*What the task asks*.
Write out each record again exactly as it stands.

· · · · ·

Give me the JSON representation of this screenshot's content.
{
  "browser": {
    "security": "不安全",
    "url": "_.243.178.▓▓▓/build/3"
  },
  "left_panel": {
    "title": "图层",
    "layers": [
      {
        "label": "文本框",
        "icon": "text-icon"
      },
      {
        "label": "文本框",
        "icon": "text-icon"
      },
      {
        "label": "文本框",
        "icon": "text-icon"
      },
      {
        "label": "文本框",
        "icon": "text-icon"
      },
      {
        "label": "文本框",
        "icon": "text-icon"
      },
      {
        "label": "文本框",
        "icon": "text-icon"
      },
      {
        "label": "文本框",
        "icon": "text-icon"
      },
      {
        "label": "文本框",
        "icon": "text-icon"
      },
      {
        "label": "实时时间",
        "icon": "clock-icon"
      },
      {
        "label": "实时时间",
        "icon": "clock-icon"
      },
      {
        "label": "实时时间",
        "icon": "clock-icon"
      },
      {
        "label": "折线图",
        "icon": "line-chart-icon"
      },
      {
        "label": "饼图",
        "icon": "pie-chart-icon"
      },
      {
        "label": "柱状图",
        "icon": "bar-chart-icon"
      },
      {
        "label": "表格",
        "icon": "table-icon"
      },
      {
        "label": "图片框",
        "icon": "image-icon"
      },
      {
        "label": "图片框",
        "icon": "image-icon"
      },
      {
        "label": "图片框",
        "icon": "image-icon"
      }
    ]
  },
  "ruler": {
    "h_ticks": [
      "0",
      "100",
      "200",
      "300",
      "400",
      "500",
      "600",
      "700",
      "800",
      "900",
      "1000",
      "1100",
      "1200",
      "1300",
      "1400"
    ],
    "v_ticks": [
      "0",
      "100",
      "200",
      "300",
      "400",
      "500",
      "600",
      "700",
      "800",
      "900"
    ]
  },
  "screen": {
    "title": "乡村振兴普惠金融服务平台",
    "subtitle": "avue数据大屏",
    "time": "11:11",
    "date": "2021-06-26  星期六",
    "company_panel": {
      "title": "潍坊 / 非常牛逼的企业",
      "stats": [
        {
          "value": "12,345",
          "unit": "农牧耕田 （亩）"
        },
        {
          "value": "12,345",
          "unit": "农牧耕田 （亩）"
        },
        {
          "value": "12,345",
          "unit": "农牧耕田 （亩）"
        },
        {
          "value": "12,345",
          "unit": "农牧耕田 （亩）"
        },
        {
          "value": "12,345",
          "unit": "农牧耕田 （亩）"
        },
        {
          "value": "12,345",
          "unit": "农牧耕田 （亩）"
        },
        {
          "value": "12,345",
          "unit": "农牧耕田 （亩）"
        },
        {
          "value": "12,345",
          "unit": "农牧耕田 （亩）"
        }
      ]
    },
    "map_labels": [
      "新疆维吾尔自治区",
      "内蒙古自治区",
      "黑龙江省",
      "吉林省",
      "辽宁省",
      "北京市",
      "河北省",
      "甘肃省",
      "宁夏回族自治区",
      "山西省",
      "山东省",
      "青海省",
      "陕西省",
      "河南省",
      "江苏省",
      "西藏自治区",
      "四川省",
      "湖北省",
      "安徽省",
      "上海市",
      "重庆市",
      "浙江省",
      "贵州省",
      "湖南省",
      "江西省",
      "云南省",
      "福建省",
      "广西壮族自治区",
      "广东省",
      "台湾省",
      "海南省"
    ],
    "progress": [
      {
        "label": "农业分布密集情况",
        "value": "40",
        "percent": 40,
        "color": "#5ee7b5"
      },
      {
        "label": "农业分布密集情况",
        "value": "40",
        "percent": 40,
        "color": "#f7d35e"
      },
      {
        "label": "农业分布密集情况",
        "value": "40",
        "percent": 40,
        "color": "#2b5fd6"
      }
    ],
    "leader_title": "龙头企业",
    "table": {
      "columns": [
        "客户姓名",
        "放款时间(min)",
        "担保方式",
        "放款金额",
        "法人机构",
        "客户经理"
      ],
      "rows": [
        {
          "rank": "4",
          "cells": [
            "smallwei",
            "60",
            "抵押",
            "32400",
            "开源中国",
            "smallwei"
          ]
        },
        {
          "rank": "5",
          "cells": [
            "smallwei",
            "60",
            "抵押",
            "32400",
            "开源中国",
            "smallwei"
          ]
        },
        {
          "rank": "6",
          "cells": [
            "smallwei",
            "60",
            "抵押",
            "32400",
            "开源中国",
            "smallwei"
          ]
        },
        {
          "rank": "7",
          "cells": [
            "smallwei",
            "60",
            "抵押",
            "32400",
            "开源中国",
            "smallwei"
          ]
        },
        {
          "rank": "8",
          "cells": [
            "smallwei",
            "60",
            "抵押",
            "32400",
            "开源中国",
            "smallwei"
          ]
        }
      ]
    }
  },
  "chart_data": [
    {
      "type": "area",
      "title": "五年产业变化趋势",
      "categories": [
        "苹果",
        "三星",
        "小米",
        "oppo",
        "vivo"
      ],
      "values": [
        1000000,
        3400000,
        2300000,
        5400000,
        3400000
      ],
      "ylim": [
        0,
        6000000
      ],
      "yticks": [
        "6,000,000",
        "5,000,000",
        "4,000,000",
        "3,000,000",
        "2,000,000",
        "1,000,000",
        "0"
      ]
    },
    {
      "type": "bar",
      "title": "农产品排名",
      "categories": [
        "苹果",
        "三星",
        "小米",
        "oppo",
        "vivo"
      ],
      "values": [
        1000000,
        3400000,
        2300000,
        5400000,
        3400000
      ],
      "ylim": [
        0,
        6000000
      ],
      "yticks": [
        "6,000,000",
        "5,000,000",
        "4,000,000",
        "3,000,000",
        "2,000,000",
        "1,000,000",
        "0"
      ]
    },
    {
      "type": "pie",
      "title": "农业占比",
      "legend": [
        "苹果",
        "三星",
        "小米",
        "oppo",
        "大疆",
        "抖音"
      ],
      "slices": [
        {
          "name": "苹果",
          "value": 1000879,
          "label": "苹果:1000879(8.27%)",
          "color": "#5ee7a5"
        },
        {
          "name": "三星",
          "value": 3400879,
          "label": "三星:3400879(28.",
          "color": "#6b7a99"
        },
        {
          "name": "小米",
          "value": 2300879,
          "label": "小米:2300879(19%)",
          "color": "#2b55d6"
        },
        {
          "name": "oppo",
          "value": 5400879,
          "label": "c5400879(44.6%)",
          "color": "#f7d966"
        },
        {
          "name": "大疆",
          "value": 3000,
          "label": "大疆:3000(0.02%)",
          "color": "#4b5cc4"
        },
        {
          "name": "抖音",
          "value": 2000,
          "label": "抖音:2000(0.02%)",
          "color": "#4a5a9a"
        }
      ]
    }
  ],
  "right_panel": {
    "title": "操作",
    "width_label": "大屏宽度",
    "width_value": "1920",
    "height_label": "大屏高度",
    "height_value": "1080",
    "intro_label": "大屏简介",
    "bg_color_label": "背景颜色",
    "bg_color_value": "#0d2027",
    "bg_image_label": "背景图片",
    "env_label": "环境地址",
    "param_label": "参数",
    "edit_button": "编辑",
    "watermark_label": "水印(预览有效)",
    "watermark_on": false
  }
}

· · · · ·

*Result of this exercise*.
Give me the JSON representation of this screenshot's content.
{
  "browser": {
    "security": "不安全",
    "url": "_.243.178.▓▓▓/build/3"
  },
  "left_panel": {
    "title": "图层",
    "layers": [
      {
        "label": "文本框",
        "icon": "text-icon"
      },
      {
        "label": "文本框",
        "icon": "text-icon"
      },
      {
        "label": "文本框",
        "icon": "text-icon"
      },
      {
        "label": "文本框",
        "icon": "text-icon"
      },
      {
        "label": "文本框",
        "icon": "text-icon"
      },
      {
        "label": "文本框",
        "icon": "text-icon"
      },
      {
        "label": "文本框",
        "icon": "text-icon"
      },
      {
        "label": "文本框",
        "icon": "text-icon"
      },
      {
        "label": "实时时间",
        "icon": "clock-icon"
      },
      {
        "label": "实时时间",
        "icon": "clock-icon"
      },
      {
        "label": "实时时间",
        "icon": "clock-icon"
      },
      {
        "label": "折线图",
        "icon": "line-chart-icon"
      },
      {
        "label": "饼图",
        "icon": "pie-chart-icon"
      },
      {
        "label": "柱状图",
        "icon": "bar-chart-icon"
      },
      {
        "label": "表格",
        "icon": "table-icon"
      },
      {
        "label": "图片框",
        "icon": "image-icon"
      },
      {
        "label": "图片框",
        "icon": "image-icon"
      },
      {
        "label": "图片框",
        "icon": "image-icon"
      }
    ]
  },
  "ruler": {
    "h_ticks": [
      "0",
      "100",
      "200",
      "300",
      "400",
      "500",
      "600",
      "700",
      "800",
      "900",
      "1000",
      "1100",
      "1200",
      "1300",
      "1400"
    ],
    "v_ticks": [
      "0",
      "100",
      "200",
      "300",
      "400",
      "500",
      "600",
      "700",
      "800",
      "900"
    ]
  },
  "screen": {
    "title": "乡村振兴普惠金融服务平台",
    "subtitle": "avue数据大屏",
    "time": "11:11",
    "date": "2021-06-26  星期六",
    "company_panel": {
      "title": "潍坊 / 非常牛逼的企业",
      "stats": [
        {
          "value": "12,345",
          "unit": "农牧耕田 （亩）"
        },
        {
          "value": "12,345",
          "unit": "农牧耕田 （亩）"
        },
        {
          "value": "12,345",
          "unit": "农牧耕田 （亩）"
        },
        {
          "value": "12,345",
          "unit": "农牧耕田 （亩）"
        },
        {
          "value": "12,345",
          "unit": "农牧耕田 （亩）"
        },
        {
          "value": "12,345",
          "unit": "农牧耕田 （亩）"
        },
        {
          "value": "12,345",
          "unit": "农牧耕田 （亩）"
        },
        {
          "value": "12,345",
          "unit": "农牧耕田 （亩）"
        }
      ]
    },
    "map_labels": [
      "新疆维吾尔自治区",
      "内蒙古自治区",
      "黑龙江省",
      "吉林省",
      "辽宁省",
      "北京市",
      "河北省",
      "甘肃省",
      "宁夏回族自治区",
      "山西省",
      "山东省",
      "青海省",
      "陕西省",
      "河南省",
      "江苏省",
      "西藏自治区",
      "四川省",
      "湖北省",
      "安徽省",
      "上海市",
      "重庆市",
      "浙江省",
      "贵州省",
      "湖南省",
      "江西省",
      "云南省",
      "福建省",
      "广西壮族自治区",
      "广东省",
      "台湾省",
      "海南省"
    ],
    "progress": [
      {
        "label": "农业分布密集情况",
        "value": "40",
        "percent": 40,
        "color": "#5ee7b5"
      },
      {
        "label": "农业分布密集情况",
        "value": "40",
        "percent": 40,
        "color": "#f7d35e"
      },
      {
        "label": "农业分布密集情况",
        "value": "40",
        "percent": 40,
        "color": "#2b5fd6"
      }
    ],
    "leader_title": "龙头企业",
    "table": {
      "columns": [
        "客户姓名",
        "放款时间(min)",
        "担保方式",
        "放款金额",
        "法人机构",
        "客户经理"
      ],
      "rows": [
        {
          "rank": "4",
          "cells": [
            "smallwei",
            "60",
            "抵押",
            "32400",
            "开源中国",
            "smallwei"
          ]
        },
        {
          "rank": "5",
          "cells": [
            "smallwei",
            "60",
            "抵押",
            "32400",
            "开源中国",
            "smallwei"
          ]
        },
        {
          "rank": "6",
          "cells": [
            "smallwei",
            "60",
            "抵押",
            "32400",
            "开源中国",
            "smallwei"
          ]
        },
        {
          "rank": "7",
          "cells": [
            "smallwei",
            "60",
            "抵押",
            "32400",
            "开源中国",
            "smallwei"
          ]
        },
        {
          "rank": "8",
          "cells": [
            "smallwei",
            "60",
            "抵押",
            "32400",
            "开源中国",
            "smallwei"
          ]
        }
      ]
    }
  },
  "chart_data": [
    {
      "type": "area",
      "title": "五年产业变化趋势",
      "categories": [
        "苹果",
        "三星",
        "小米",
        "oppo",
        "vivo"
      ],
      "values": [
        1000000,
        3400000,
        2300000,
        5400000,
        3400000
      ],
      "ylim": [
        0,
        6000000
      ],
      "yticks": [
        "6,000,000",
        "5,000,000",
        "4,000,000",
        "3,000,000",
        "2,000,000",
        "1,000,000",
        "0"
      ]
    },
    {
      "type": "bar",
      "title": "农产品排名",
      "categories": [
        "苹果",
        "三星",
        "小米",
        "oppo",
        "vivo"
      ],
      "values": [
        1000000,
        3400000,
        2300000,
        5400000,
        3400000
      ],
      "ylim": [
        0,
        6000000
      ],
      "yticks": [
        "6,000,000",
        "5,000,000",
        "4,000,000",
        "3,000,000",
        "2,000,000",
        "1,000,000",
        "0"
      ]
    },
    {
      "type": "pie",
      "title": "农业占比",
      "legend": [
        "苹果",
        "三星",
        "小米",
        "oppo",
        "大疆",
        "抖音"
      ],
      "slices": [
        {
          "name": "苹果",
          "value": 1000879,
          "label": "苹果:1000879(8.27%)",
          "color": "#5ee7a5"
        },
        {
          "name": "三星",
          "value": 3400879,
          "label": "三星:3400879(28.",
          "color": "#6b7a99"
        },
        {
          "name": "小米",
          "value": 2300879,
          "label": "小米:2300879(19%)",
          "color": "#2b55d6"
        },
        {
          "name": "oppo",
          "value": 5400879,
          "label": "c5400879(44.6%)",
          "color": "#f7d966"
        },
        {
          "name": "大疆",
          "value": 3000,
          "label": "大疆:3000(0.02%)",
          "color": "#4b5cc4"
        },
        {
          "name": "抖音",
          "value": 2000,
          "label": "抖音:2000(0.02%)",
          "color": "#4a5a9a"
        }
      ]
    }
  ],
  "right_panel": {
    "title": "操作",
    "width_label": "大屏宽度",
    "width_value": "1920",
    "height_label": "大屏高度",
    "height_value": "1080",
    "intro_label": "大屏简介",
    "bg_color_label": "背景颜色",
    "bg_color_value": "#0d2027",
    "bg_image_label": "背景图片",
    "env_label": "环境地址",
    "param_label": "参数",
    "edit_button": "编辑",
    "watermark_label": "水印(预览有效)",
    "watermark_on": false
  }
}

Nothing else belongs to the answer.